Write out the whole listing exactly as it stands.

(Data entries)
---------------
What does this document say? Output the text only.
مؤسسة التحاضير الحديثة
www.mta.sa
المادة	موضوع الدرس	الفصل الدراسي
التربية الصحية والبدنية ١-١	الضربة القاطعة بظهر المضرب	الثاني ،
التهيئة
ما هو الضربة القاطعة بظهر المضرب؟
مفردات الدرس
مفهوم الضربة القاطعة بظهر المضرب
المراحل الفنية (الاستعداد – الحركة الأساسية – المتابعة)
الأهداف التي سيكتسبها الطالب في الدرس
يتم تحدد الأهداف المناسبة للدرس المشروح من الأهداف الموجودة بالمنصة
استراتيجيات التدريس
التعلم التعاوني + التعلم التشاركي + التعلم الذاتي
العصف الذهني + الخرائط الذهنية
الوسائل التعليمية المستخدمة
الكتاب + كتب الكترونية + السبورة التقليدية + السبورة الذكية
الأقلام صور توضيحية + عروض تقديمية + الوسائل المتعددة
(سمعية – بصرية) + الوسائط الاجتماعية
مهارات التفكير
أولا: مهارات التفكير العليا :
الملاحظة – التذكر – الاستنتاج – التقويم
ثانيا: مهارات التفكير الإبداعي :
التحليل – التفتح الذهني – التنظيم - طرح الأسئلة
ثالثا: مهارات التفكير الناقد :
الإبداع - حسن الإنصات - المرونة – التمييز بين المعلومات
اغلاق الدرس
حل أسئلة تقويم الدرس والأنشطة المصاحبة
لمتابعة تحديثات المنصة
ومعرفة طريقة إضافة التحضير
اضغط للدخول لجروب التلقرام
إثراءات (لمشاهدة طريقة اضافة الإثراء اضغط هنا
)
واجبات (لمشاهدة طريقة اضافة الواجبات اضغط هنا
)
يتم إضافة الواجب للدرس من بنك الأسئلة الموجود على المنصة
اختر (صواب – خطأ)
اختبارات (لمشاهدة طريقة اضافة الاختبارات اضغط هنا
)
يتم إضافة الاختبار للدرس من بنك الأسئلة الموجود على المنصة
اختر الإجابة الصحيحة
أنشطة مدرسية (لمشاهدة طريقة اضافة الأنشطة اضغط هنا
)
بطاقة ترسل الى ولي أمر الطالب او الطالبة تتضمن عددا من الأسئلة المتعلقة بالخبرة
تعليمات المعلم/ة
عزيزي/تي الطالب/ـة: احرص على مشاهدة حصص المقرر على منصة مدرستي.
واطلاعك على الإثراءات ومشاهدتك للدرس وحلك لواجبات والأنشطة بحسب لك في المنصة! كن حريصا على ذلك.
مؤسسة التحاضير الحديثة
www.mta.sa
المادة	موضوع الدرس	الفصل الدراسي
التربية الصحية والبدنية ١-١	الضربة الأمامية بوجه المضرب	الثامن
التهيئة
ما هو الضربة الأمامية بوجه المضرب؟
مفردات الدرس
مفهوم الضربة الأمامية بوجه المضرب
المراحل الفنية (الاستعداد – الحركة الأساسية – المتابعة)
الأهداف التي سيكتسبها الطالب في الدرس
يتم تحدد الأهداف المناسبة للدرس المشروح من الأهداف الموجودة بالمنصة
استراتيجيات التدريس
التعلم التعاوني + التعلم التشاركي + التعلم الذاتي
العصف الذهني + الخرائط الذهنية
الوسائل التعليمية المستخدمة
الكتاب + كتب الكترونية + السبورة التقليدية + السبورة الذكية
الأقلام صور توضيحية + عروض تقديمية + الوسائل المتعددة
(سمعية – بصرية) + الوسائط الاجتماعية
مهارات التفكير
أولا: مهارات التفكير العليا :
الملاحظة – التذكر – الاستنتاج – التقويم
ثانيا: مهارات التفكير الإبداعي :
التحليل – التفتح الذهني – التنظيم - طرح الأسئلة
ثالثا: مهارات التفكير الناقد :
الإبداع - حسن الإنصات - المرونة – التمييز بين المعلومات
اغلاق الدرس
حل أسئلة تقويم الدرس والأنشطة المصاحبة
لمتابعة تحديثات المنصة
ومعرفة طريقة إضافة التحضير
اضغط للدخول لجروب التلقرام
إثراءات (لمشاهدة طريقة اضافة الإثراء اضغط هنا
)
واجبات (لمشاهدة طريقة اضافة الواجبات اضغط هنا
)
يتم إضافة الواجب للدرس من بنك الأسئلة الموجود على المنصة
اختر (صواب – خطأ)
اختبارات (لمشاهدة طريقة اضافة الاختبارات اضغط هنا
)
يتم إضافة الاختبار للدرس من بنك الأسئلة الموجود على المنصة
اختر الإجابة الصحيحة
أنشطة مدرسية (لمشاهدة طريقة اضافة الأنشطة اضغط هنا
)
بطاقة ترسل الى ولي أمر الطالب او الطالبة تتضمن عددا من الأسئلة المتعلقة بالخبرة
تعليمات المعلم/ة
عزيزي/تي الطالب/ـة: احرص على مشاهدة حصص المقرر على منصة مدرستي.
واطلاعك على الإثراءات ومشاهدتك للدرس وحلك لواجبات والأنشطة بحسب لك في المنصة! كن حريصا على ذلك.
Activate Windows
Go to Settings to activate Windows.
---------------
▶ THE COMPLETED TASK:
What does this document say? Output the text only.
مؤسسة التحاضير الحديثة
www.mta.sa
المادة	موضوع الدرس	الفصل الدراسي
التربية الصحية والبدنية ١-١	الضربة القاطعة بظهر المضرب	الثاني ،
التهيئة
ما هو الضربة القاطعة بظهر المضرب؟
مفردات الدرس
مفهوم الضربة القاطعة بظهر المضرب
المراحل الفنية (الاستعداد – الحركة الأساسية – المتابعة)
الأهداف التي سيكتسبها الطالب في الدرس
يتم تحدد الأهداف المناسبة للدرس المشروح من الأهداف الموجودة بالمنصة
استراتيجيات التدريس
التعلم التعاوني + التعلم التشاركي + التعلم الذاتي
العصف الذهني + الخرائط الذهنية
الوسائل التعليمية المستخدمة
الكتاب + كتب الكترونية + السبورة التقليدية + السبورة الذكية
الأقلام صور توضيحية + عروض تقديمية + الوسائل المتعددة
(سمعية – بصرية) + الوسائط الاجتماعية
مهارات التفكير
أولا: مهارات التفكير العليا :
الملاحظة – التذكر – الاستنتاج – التقويم
ثانيا: مهارات التفكير الإبداعي :
التحليل – التفتح الذهني – التنظيم - طرح الأسئلة
ثالثا: مهارات التفكير الناقد :
الإبداع - حسن الإنصات - المرونة – التمييز بين المعلومات
اغلاق الدرس
حل أسئلة تقويم الدرس والأنشطة المصاحبة
لمتابعة تحديثات المنصة
ومعرفة طريقة إضافة التحضير
اضغط للدخول لجروب التلقرام
إثراءات (لمشاهدة طريقة اضافة الإثراء اضغط هنا
)
واجبات (لمشاهدة طريقة اضافة الواجبات اضغط هنا
)
يتم إضافة الواجب للدرس من بنك الأسئلة الموجود على المنصة
اختر (صواب – خطأ)
اختبارات (لمشاهدة طريقة اضافة الاختبارات اضغط هنا
)
يتم إضافة الاختبار للدرس من بنك الأسئلة الموجود على المنصة
اختر الإجابة الصحيحة
أنشطة مدرسية (لمشاهدة طريقة اضافة الأنشطة اضغط هنا
)
بطاقة ترسل الى ولي أمر الطالب او الطالبة تتضمن عددا من الأسئلة المتعلقة بالخبرة
تعليمات المعلم/ة
عزيزي/تي الطالب/ـة: احرص على مشاهدة حصص المقرر على منصة مدرستي.
واطلاعك على الإثراءات ومشاهدتك للدرس وحلك لواجبات والأنشطة بحسب لك في المنصة! كن حريصا على ذلك.
مؤسسة التحاضير الحديثة
www.mta.sa
المادة	موضوع الدرس	الفصل الدراسي
التربية الصحية والبدنية ١-١	الضربة الأمامية بوجه المضرب	الثامن
التهيئة
ما هو الضربة الأمامية بوجه المضرب؟
مفردات الدرس
مفهوم الضربة الأمامية بوجه المضرب
المراحل الفنية (الاستعداد – الحركة الأساسية – المتابعة)
الأهداف التي سيكتسبها الطالب في الدرس
يتم تحدد الأهداف المناسبة للدرس المشروح من الأهداف الموجودة بالمنصة
استراتيجيات التدريس
التعلم التعاوني + التعلم التشاركي + التعلم الذاتي
العصف الذهني + الخرائط الذهنية
الوسائل التعليمية المستخدمة
الكتاب + كتب الكترونية + السبورة التقليدية + السبورة الذكية
الأقلام صور توضيحية + عروض تقديمية + الوسائل المتعددة
(سمعية – بصرية) + الوسائط الاجتماعية
مهارات التفكير
أولا: مهارات التفكير العليا :
الملاحظة – التذكر – الاستنتاج – التقويم
ثانيا: مهارات التفكير الإبداعي :
التحليل – التفتح الذهني – التنظيم - طرح الأسئلة
ثالثا: مهارات التفكير الناقد :
الإبداع - حسن الإنصات - المرونة – التمييز بين المعلومات
اغلاق الدرس
حل أسئلة تقويم الدرس والأنشطة المصاحبة
لمتابعة تحديثات المنصة
ومعرفة طريقة إضافة التحضير
اضغط للدخول لجروب التلقرام
إثراءات (لمشاهدة طريقة اضافة الإثراء اضغط هنا
)
واجبات (لمشاهدة طريقة اضافة الواجبات اضغط هنا
)
يتم إضافة الواجب للدرس من بنك الأسئلة الموجود على المنصة
اختر (صواب – خطأ)
اختبارات (لمشاهدة طريقة اضافة الاختبارات اضغط هنا
)
يتم إضافة الاختبار للدرس من بنك الأسئلة الموجود على المنصة
اختر الإجابة الصحيحة
أنشطة مدرسية (لمشاهدة طريقة اضافة الأنشطة اضغط هنا
)
بطاقة ترسل الى ولي أمر الطالب او الطالبة تتضمن عددا من الأسئلة المتعلقة بالخبرة
تعليمات المعلم/ة
عزيزي/تي الطالب/ـة: احرص على مشاهدة حصص المقرر على منصة مدرستي.
واطلاعك على الإثراءات ومشاهدتك للدرس وحلك لواجبات والأنشطة بحسب لك في المنصة! كن حريصا على ذلك.
Activate Windows
Go to Settings to activate Windows.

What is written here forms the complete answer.